Tasks
1 > In the passage on Devanagari fonts for TeX, what year was the last official release of the FreeSerif font?
2 > Carry on the passage about Devanagari fonts for TeX from the point where it stops.

Supplied passage
A font by Charles Wikner, whose Metafont sources are available in texmf-dist/fonts/source/public/sanskrit (or here). This font is part of the sanskrit package, which (again) involves writing your input not in Unicode but in another ASCII-compatible format specific to that package (like {\skt ...}) into a .skt file, which you then preprocess with the skt binary (compiled from source skt.c) into a .tex file (which has lines like {\skt ;Da;mRa;[ea:t3ea k\ZH{-12}{u}+.r8+:[ea:t3ea}). Typesetting this .tex file produces Devanagari output.

You can search on this site for devnag and for skt to see questions about these two fonts / packages.

The question is about how to have input in Unicode (like धर्मक्षेत्रे कुरुक्षेत्रे) but still get output in one of those fonts.

The ideal solution would be if there existed a modern OpenType font that is identical to those fonts. Some steps that have been made in that direction:

The FreeSerif font from the GNU FreeFont project has apparently used the Velthuis font as basis for its glyphs for the Devanagari range of Unicode. However, it does not contain all the consonant clusters (ligatures) needed for Devanagari, as you can see in the question and in the other answer (also below). Its last official release was in 2012. The development version has more ligatures; this repository has a somewhat recent build. (See here and this bug report by the OP.) It still does not seem perfect, though it is getting close. And it doesn't include italics and other style features present in the older fonts.
Karel Píška wrote some articles in TUGboat during 2002–2005 about converting Indic fonts to an outline format. As a result, the fonts have already been converted to PostScript Type 1 format. However, those fonts use a (clever) custom encoding and their glyphs aren't mapped to Unicode codepoints and ligatures thereof—they even include parts of glyphs of real characters. See these screenshots from the Wikner documentation and from opening the Velthuis font in FontForge:

In fact, if you read the documentation for these packages, these fonts have a number of features (customizing specific ligatures or the entire “style”, sizing relative to surrounding Roman characters, changing intra- and inter-character spacing, and all sorts of stuff with Vedic accents that I don't fully understand), and I'm not sure even whether the current font standards of Unicode+OpenType (and TeX's interface to them: fontspec) support all these features.

Raw data
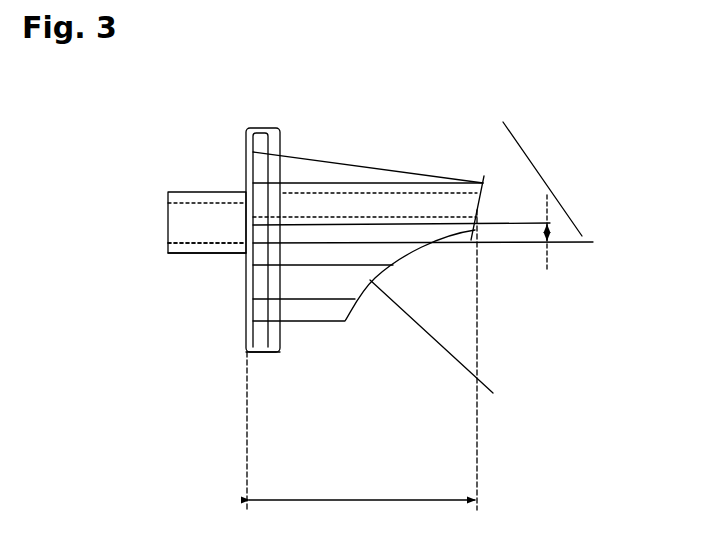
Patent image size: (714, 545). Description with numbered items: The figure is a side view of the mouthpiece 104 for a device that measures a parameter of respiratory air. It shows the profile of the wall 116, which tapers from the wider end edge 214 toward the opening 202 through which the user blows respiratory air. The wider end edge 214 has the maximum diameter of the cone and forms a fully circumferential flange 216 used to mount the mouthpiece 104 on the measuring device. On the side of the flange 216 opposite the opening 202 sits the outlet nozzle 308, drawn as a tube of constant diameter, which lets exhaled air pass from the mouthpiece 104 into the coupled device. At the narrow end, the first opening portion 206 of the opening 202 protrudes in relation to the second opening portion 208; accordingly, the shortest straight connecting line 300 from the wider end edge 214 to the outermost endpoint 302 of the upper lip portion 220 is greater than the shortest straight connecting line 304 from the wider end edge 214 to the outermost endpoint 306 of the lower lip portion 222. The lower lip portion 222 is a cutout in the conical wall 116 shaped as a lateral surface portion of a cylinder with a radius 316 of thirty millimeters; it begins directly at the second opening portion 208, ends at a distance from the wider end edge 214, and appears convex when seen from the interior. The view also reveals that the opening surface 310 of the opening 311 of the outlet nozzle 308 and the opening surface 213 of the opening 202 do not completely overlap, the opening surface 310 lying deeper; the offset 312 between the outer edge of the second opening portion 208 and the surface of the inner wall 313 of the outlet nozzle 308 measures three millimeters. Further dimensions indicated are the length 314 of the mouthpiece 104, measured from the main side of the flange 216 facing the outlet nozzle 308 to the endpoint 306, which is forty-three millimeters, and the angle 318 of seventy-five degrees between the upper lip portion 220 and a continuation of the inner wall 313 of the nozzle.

The mouthpiece 104 is at (155, 130).
The wall 116 is at (319, 322).
The opening 202 is at (487, 198).
The first opening portion 206 is at (470, 168).
The second opening portion 208 is at (462, 247).
The opening surface 213 is at (483, 213).
The wider end edge 214 is at (247, 360).
The flange 216 is at (246, 150).
The upper lip portion 220 is at (383, 160).
The lower lip portion 222 is at (373, 300).
The shortest straight connecting line 300 is at (310, 153).
The outermost endpoint 302 is at (480, 175).
The shortest straight connecting line 304 is at (320, 230).
The outermost endpoint 306 is at (493, 228).
The outlet nozzle 308 is at (190, 264).
The opening surface 310 is at (165, 210).
The opening 311 is at (160, 245).
The offset 312 is at (548, 233).
The inner wall 313 is at (162, 237).
The length 314 is at (364, 500).
The radius 316 is at (417, 327).
The angle 318 is at (540, 140).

Answers
1 > 2012

2 >
So, until there are adequate Unicode+OpenType fonts that are equivalent to those, if you need the old fonts the best solution may still be to typeset using the old packages. Fortunately this is still possible in XeTeX: input like {\dn Dm\0\322w\?/\? \7{k}z\322w\?/\?} can still produce the same output. To make this possible with Unicode input, one might be able to reverse-engineer the devnag and skt preprocessors, and write either a TECkit mapping or a pre-processor that does this work. Alternatively, we can use a hack: we can take the Unicode Devanagari input, transliterate to the custom input encodings taken by the preprocessors that come with the packages, run the preprocessors on this transliterated text surrounded with {\dn ...} or {\skt ...} respectively, finally read that result back and use it as input.

Here's one implementation of that hack :-) A TeX macro takes the Unicode Devanagari input and writes it to a file, then calls a Python script which transliterates Unicode Devanagari to the encoding expected by the preprocessors, calls the preprocessors, extracts the output and writes it back to a file, which is read by TeX again. (In the example below, the TeX macro gets धर्मक्षेत्रे कार्त्स्न्यम् विद्भिः and the Python script (using the preprocessor) turns it into {\dn Dm\0\322w\?/\? kA(-\306wy\0\qq{m} EvE\389w, }.)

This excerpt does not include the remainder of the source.